Dataset entries on figures:
-- start --

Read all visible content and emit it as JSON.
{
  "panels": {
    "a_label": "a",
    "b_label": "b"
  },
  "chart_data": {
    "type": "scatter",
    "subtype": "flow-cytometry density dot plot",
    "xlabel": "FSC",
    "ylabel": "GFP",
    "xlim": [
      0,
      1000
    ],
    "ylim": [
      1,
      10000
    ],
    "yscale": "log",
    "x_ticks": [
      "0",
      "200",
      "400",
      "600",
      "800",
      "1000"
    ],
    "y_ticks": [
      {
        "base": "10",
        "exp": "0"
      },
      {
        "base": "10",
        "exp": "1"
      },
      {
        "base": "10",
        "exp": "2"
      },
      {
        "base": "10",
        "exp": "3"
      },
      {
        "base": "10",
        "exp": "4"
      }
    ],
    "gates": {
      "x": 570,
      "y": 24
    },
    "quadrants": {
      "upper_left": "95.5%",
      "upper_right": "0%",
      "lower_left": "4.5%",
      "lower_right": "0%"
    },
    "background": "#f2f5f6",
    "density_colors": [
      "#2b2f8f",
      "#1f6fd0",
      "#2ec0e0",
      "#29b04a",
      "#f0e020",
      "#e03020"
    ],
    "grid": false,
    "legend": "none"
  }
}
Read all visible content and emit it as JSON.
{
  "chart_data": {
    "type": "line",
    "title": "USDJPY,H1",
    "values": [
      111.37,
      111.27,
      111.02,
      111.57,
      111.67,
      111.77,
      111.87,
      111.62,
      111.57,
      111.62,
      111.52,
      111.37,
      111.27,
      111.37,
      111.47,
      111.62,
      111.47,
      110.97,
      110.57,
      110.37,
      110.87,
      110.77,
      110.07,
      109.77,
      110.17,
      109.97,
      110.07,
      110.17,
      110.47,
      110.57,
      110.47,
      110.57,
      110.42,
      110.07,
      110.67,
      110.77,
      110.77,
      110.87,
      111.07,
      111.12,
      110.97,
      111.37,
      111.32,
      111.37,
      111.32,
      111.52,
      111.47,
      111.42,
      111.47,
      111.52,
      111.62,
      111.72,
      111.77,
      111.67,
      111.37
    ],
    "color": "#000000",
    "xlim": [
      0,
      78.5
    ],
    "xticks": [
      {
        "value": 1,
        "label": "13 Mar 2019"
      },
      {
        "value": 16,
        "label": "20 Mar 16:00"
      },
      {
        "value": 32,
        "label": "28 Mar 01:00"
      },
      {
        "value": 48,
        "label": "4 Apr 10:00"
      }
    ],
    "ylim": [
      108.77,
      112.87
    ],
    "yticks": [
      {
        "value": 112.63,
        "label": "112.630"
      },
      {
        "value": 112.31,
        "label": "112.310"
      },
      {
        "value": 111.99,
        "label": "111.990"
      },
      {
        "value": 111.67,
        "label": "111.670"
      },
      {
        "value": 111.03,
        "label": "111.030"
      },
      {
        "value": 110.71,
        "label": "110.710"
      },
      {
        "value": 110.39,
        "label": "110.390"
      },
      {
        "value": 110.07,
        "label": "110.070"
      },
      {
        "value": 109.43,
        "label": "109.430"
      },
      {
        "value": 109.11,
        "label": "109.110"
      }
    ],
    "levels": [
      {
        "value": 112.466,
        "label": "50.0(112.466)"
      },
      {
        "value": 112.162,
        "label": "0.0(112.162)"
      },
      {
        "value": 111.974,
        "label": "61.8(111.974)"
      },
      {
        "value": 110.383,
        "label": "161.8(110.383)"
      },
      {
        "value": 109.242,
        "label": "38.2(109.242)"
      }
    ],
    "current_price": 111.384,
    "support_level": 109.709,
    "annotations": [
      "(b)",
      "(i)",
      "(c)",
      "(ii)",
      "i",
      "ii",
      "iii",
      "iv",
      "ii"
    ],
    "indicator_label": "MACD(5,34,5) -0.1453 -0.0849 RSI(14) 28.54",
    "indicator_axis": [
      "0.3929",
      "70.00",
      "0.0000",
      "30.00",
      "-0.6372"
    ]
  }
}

-- end --

Print all the data exactly.

Read all visible content and emit it as JSON.
{
  "panels": {
    "a_label": "a",
    "b_label": "b"
  },
  "chart_data": {
    "type": "scatter",
    "subtype": "flow-cytometry density dot plot",
    "xlabel": "FSC",
    "ylabel": "GFP",
    "xlim": [
      0,
      1000
    ],
    "ylim": [
      1,
      10000
    ],
    "yscale": "log",
    "x_ticks": [
      "0",
      "200",
      "400",
      "600",
      "800",
      "1000"
    ],
    "y_ticks": [
      {
        "base": "10",
        "exp": "0"
      },
      {
        "base": "10",
        "exp": "1"
      },
      {
        "base": "10",
        "exp": "2"
      },
      {
        "base": "10",
        "exp": "3"
      },
      {
        "base": "10",
        "exp": "4"
      }
    ],
    "gates": {
      "x": 570,
      "y": 24
    },
    "quadrants": {
      "upper_left": "95.5%",
      "upper_right": "0%",
      "lower_left": "4.5%",
      "lower_right": "0%"
    },
    "background": "#f2f5f6",
    "density_colors": [
      "#2b2f8f",
      "#1f6fd0",
      "#2ec0e0",
      "#29b04a",
      "#f0e020",
      "#e03020"
    ],
    "grid": false,
    "legend": "none"
  }
}
Read all visible content and emit it as JSON.
{
  "chart_data": {
    "type": "line",
    "title": "USDJPY,H1",
    "values": [
      111.37,
      111.27,
      111.02,
      111.57,
      111.67,
      111.77,
      111.87,
      111.62,
      111.57,
      111.62,
      111.52,
      111.37,
      111.27,
      111.37,
      111.47,
      111.62,
      111.47,
      110.97,
      110.57,
      110.37,
      110.87,
      110.77,
      110.07,
      109.77,
      110.17,
      109.97,
      110.07,
      110.17,
      110.47,
      110.57,
      110.47,
      110.57,
      110.42,
      110.07,
      110.67,
      110.77,
      110.77,
      110.87,
      111.07,
      111.12,
      110.97,
      111.37,
      111.32,
      111.37,
      111.32,
      111.52,
      111.47,
      111.42,
      111.47,
      111.52,
      111.62,
      111.72,
      111.77,
      111.67,
      111.37
    ],
    "color": "#000000",
    "xlim": [
      0,
      78.5
    ],
    "xticks": [
      {
        "value": 1,
        "label": "13 Mar 2019"
      },
      {
        "value": 16,
        "label": "20 Mar 16:00"
      },
      {
        "value": 32,
        "label": "28 Mar 01:00"
      },
      {
        "value": 48,
        "label": "4 Apr 10:00"
      }
    ],
    "ylim": [
      108.77,
      112.87
    ],
    "yticks": [
      {
        "value": 112.63,
        "label": "112.630"
      },
      {
        "value": 112.31,
        "label": "112.310"
      },
      {
        "value": 111.99,
        "label": "111.990"
      },
      {
        "value": 111.67,
        "label": "111.670"
      },
      {
        "value": 111.03,
        "label": "111.030"
      },
      {
        "value": 110.71,
        "label": "110.710"
      },
      {
        "value": 110.39,
        "label": "110.390"
      },
      {
        "value": 110.07,
        "label": "110.070"
      },
      {
        "value": 109.43,
        "label": "109.430"
      },
      {
        "value": 109.11,
        "label": "109.110"
      }
    ],
    "levels": [
      {
        "value": 112.466,
        "label": "50.0(112.466)"
      },
      {
        "value": 112.162,
        "label": "0.0(112.162)"
      },
      {
        "value": 111.974,
        "label": "61.8(111.974)"
      },
      {
        "value": 110.383,
        "label": "161.8(110.383)"
      },
      {
        "value": 109.242,
        "label": "38.2(109.242)"
      }
    ],
    "current_price": 111.384,
    "support_level": 109.709,
    "annotations": [
      "(b)",
      "(i)",
      "(c)",
      "(ii)",
      "i",
      "ii",
      "iii",
      "iv",
      "ii"
    ],
    "indicator_label": "MACD(5,34,5) -0.1453 -0.0849 RSI(14) 28.54",
    "indicator_axis": [
      "0.3929",
      "70.00",
      "0.0000",
      "30.00",
      "-0.6372"
    ]
  }
}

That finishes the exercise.